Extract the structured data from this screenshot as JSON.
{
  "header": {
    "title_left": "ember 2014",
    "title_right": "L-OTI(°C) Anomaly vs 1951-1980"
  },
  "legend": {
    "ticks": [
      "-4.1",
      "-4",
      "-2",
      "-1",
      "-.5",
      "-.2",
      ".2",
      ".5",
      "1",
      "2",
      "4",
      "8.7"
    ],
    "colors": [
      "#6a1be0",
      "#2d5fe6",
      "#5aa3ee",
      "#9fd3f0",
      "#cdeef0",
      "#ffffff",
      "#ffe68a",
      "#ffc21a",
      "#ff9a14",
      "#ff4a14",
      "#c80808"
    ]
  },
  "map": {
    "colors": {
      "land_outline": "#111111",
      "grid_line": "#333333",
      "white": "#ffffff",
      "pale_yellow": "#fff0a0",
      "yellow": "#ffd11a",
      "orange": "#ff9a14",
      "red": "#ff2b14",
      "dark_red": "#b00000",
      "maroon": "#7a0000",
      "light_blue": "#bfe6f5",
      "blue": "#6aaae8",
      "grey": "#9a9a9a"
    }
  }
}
==================================================
- **Task objective**
Write out every entry verbatim.

- **Task result**
Extract the structured data from this screenshot as JSON.
{
  "header": {
    "title_left": "ember 2014",
    "title_right": "L-OTI(°C) Anomaly vs 1951-1980"
  },
  "legend": {
    "ticks": [
      "-4.1",
      "-4",
      "-2",
      "-1",
      "-.5",
      "-.2",
      ".2",
      ".5",
      "1",
      "2",
      "4",
      "8.7"
    ],
    "colors": [
      "#6a1be0",
      "#2d5fe6",
      "#5aa3ee",
      "#9fd3f0",
      "#cdeef0",
      "#ffffff",
      "#ffe68a",
      "#ffc21a",
      "#ff9a14",
      "#ff4a14",
      "#c80808"
    ]
  },
  "map": {
    "colors": {
      "land_outline": "#111111",
      "grid_line": "#333333",
      "white": "#ffffff",
      "pale_yellow": "#fff0a0",
      "yellow": "#ffd11a",
      "orange": "#ff9a14",
      "red": "#ff2b14",
      "dark_red": "#b00000",
      "maroon": "#7a0000",
      "light_blue": "#bfe6f5",
      "blue": "#6aaae8",
      "grey": "#9a9a9a"
    }
  }
}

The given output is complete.